## GIVEN PROBLEM
Repeat the entries that follow verbatim, without any of their pictures.

• • • • •

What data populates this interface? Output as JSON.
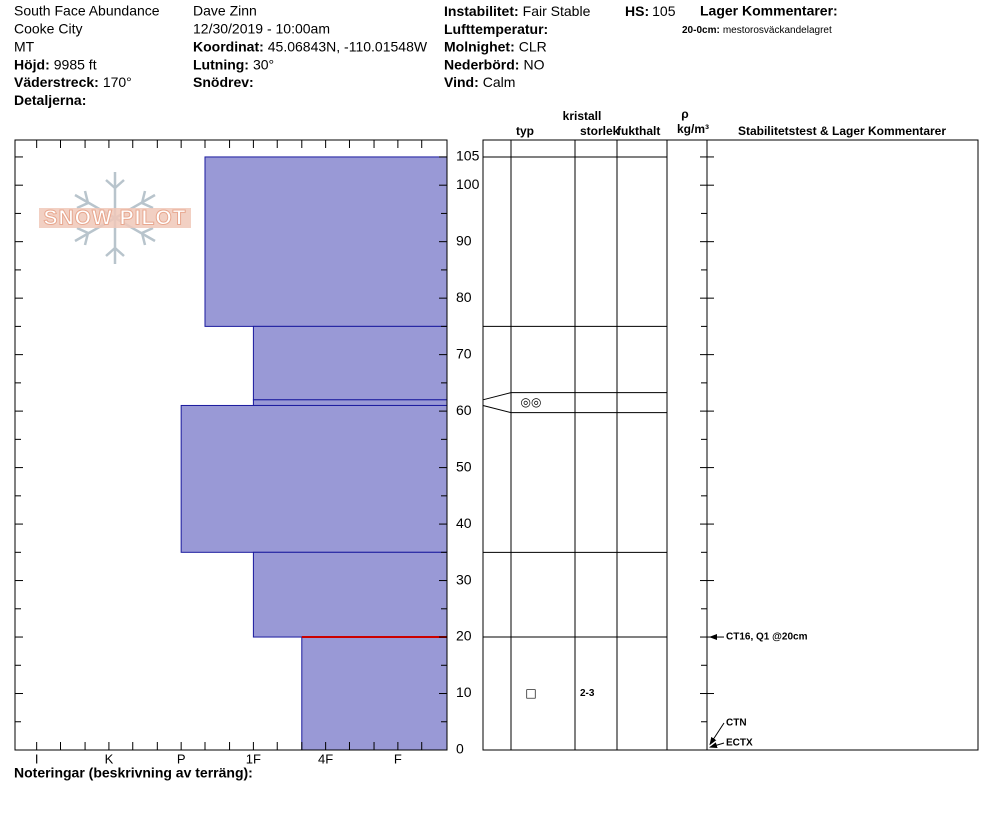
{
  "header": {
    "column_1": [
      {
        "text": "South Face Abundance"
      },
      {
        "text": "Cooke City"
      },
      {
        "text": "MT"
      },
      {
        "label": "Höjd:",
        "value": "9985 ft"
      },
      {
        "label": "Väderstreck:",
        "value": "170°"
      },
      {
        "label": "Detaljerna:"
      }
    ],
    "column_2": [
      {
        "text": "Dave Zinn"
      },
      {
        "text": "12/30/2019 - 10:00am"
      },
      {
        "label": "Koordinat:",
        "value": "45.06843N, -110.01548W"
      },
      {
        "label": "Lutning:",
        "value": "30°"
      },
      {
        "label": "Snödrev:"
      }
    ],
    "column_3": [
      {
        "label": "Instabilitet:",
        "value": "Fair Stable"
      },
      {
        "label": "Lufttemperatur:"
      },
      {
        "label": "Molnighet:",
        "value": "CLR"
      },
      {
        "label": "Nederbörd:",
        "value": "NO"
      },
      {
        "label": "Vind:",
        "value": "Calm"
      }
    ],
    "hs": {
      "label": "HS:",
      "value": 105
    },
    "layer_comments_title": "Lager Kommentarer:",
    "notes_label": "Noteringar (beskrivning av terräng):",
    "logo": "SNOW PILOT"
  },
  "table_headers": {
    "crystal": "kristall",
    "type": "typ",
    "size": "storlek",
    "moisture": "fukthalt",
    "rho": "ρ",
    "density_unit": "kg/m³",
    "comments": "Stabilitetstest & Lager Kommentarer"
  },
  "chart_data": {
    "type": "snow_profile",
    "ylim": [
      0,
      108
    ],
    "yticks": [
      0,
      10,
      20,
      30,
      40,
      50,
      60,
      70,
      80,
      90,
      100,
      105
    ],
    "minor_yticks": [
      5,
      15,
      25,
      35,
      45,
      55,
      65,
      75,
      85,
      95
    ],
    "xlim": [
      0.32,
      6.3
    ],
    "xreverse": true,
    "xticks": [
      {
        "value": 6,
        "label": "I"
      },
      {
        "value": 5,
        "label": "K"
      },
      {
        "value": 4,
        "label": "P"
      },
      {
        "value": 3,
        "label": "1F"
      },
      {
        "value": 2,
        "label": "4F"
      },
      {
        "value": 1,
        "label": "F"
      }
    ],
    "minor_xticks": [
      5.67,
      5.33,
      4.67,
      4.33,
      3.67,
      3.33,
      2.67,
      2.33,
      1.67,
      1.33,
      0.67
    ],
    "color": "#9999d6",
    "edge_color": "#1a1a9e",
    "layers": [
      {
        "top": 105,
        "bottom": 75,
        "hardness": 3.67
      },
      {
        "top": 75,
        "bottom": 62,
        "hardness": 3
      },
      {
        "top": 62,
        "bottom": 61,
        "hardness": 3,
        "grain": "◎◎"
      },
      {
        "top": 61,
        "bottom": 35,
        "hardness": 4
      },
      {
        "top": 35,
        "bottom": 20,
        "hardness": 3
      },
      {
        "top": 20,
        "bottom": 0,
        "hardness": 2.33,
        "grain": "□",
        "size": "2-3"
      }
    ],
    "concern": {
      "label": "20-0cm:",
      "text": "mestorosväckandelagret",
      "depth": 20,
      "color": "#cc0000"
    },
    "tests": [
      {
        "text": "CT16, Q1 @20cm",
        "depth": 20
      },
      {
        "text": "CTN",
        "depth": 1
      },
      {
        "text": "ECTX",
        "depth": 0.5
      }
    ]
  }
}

• • • • •

## FULL ANSWER
What data populates this interface? Output as JSON.
{
  "header": {
    "column_1": [
      {
        "text": "South Face Abundance"
      },
      {
        "text": "Cooke City"
      },
      {
        "text": "MT"
      },
      {
        "label": "Höjd:",
        "value": "9985 ft"
      },
      {
        "label": "Väderstreck:",
        "value": "170°"
      },
      {
        "label": "Detaljerna:"
      }
    ],
    "column_2": [
      {
        "text": "Dave Zinn"
      },
      {
        "text": "12/30/2019 - 10:00am"
      },
      {
        "label": "Koordinat:",
        "value": "45.06843N, -110.01548W"
      },
      {
        "label": "Lutning:",
        "value": "30°"
      },
      {
        "label": "Snödrev:"
      }
    ],
    "column_3": [
      {
        "label": "Instabilitet:",
        "value": "Fair Stable"
      },
      {
        "label": "Lufttemperatur:"
      },
      {
        "label": "Molnighet:",
        "value": "CLR"
      },
      {
        "label": "Nederbörd:",
        "value": "NO"
      },
      {
        "label": "Vind:",
        "value": "Calm"
      }
    ],
    "hs": {
      "label": "HS:",
      "value": 105
    },
    "layer_comments_title": "Lager Kommentarer:",
    "notes_label": "Noteringar (beskrivning av terräng):",
    "logo": "SNOW PILOT"
  },
  "table_headers": {
    "crystal": "kristall",
    "type": "typ",
    "size": "storlek",
    "moisture": "fukthalt",
    "rho": "ρ",
    "density_unit": "kg/m³",
    "comments": "Stabilitetstest & Lager Kommentarer"
  },
  "chart_data": {
    "type": "snow_profile",
    "ylim": [
      0,
      108
    ],
    "yticks": [
      0,
      10,
      20,
      30,
      40,
      50,
      60,
      70,
      80,
      90,
      100,
      105
    ],
    "minor_yticks": [
      5,
      15,
      25,
      35,
      45,
      55,
      65,
      75,
      85,
      95
    ],
    "xlim": [
      0.32,
      6.3
    ],
    "xreverse": true,
    "xticks": [
      {
        "value": 6,
        "label": "I"
      },
      {
        "value": 5,
        "label": "K"
      },
      {
        "value": 4,
        "label": "P"
      },
      {
        "value": 3,
        "label": "1F"
      },
      {
        "value": 2,
        "label": "4F"
      },
      {
        "value": 1,
        "label": "F"
      }
    ],
    "minor_xticks": [
      5.67,
      5.33,
      4.67,
      4.33,
      3.67,
      3.33,
      2.67,
      2.33,
      1.67,
      1.33,
      0.67
    ],
    "color": "#9999d6",
    "edge_color": "#1a1a9e",
    "layers": [
      {
        "top": 105,
        "bottom": 75,
        "hardness": 3.67
      },
      {
        "top": 75,
        "bottom": 62,
        "hardness": 3
      },
      {
        "top": 62,
        "bottom": 61,
        "hardness": 3,
        "grain": "◎◎"
      },
      {
        "top": 61,
        "bottom": 35,
        "hardness": 4
      },
      {
        "top": 35,
        "bottom": 20,
        "hardness": 3
      },
      {
        "top": 20,
        "bottom": 0,
        "hardness": 2.33,
        "grain": "□",
        "size": "2-3"
      }
    ],
    "concern": {
      "label": "20-0cm:",
      "text": "mestorosväckandelagret",
      "depth": 20,
      "color": "#cc0000"
    },
    "tests": [
      {
        "text": "CT16, Q1 @20cm",
        "depth": 20
      },
      {
        "text": "CTN",
        "depth": 1
      },
      {
        "text": "ECTX",
        "depth": 0.5
      }
    ]
  }
}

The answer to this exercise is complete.